┌──

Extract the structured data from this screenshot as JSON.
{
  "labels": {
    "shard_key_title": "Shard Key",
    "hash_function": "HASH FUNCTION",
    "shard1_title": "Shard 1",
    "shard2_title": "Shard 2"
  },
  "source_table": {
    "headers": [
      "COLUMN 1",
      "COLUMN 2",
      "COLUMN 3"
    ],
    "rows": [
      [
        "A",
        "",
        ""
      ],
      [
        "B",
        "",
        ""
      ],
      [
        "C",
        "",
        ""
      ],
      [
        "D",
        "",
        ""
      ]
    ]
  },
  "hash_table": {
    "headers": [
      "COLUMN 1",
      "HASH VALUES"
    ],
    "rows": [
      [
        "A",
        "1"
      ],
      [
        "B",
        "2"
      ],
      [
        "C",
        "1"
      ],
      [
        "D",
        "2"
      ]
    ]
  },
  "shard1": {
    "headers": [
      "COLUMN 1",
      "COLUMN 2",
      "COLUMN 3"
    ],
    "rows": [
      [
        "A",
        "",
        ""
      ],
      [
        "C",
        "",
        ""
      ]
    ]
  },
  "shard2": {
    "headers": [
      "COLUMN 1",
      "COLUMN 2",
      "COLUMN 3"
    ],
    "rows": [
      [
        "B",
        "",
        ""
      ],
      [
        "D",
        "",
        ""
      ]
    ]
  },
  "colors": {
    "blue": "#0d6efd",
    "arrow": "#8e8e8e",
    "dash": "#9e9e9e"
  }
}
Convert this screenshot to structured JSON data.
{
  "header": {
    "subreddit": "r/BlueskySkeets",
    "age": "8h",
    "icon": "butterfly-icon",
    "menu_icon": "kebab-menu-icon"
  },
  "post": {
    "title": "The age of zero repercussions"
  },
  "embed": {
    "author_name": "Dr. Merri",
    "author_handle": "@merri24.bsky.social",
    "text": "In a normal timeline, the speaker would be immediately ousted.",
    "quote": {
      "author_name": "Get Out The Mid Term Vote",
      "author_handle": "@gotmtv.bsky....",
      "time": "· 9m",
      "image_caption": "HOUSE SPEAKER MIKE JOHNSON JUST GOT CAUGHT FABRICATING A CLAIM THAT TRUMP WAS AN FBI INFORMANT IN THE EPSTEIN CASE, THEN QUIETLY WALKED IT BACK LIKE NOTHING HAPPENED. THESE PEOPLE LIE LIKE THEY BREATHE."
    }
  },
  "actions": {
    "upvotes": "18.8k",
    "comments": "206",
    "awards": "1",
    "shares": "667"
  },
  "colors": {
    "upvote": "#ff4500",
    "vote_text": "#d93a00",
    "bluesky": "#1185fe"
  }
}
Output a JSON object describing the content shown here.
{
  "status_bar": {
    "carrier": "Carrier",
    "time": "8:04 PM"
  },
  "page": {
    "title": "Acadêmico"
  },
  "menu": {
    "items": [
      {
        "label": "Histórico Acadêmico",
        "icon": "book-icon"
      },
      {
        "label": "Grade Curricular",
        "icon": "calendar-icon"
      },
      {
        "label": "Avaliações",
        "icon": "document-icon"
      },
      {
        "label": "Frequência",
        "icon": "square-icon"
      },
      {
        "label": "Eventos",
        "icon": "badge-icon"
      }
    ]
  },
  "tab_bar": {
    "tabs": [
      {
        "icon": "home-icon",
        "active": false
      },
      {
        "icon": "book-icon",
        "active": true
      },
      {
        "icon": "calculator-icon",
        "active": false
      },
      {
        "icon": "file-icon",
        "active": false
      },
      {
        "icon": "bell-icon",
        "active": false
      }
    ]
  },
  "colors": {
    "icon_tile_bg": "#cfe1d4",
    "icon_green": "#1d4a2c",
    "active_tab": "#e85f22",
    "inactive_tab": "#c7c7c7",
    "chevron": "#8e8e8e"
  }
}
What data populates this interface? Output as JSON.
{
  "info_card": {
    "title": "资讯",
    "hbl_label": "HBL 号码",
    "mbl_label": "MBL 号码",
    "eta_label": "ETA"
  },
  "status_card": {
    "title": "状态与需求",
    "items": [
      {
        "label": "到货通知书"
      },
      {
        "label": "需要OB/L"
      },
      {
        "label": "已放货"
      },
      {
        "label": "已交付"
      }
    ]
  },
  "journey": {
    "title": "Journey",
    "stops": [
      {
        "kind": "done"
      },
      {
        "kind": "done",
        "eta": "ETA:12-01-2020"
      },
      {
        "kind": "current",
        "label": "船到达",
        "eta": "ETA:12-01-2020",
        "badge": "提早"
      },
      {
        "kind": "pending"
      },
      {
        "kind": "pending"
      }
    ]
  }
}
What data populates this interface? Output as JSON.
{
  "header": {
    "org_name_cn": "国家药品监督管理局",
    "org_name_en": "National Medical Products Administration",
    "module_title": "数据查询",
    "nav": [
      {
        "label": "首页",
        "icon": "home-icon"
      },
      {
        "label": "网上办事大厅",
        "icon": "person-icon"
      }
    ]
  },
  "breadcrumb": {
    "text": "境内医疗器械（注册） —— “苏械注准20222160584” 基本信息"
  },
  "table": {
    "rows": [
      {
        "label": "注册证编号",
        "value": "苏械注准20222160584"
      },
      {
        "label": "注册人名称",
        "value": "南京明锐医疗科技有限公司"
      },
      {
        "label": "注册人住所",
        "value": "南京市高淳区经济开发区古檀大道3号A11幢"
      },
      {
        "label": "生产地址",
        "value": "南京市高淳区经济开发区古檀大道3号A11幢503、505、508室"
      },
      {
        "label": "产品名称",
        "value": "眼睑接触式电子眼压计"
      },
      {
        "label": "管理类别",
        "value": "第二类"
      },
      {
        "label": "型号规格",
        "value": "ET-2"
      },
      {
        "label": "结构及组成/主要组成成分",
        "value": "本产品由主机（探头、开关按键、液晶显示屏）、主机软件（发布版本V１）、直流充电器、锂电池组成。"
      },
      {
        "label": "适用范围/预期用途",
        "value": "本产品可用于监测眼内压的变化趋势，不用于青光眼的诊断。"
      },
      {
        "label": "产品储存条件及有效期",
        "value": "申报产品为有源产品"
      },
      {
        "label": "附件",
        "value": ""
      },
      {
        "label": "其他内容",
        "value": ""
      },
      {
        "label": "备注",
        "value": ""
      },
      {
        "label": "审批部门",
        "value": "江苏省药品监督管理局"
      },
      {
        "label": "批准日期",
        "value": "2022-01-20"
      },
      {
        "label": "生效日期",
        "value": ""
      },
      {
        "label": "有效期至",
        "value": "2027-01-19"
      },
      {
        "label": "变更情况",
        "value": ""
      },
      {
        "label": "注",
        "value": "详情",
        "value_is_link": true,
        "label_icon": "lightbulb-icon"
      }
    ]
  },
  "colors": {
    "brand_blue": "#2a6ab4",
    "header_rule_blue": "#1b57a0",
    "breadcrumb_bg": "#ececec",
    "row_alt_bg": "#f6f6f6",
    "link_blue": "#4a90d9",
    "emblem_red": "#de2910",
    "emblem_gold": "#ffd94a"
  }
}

└──

## Task to carry out
State the number of lines that contain the string "data", with no other words.

## Result of the exercise
4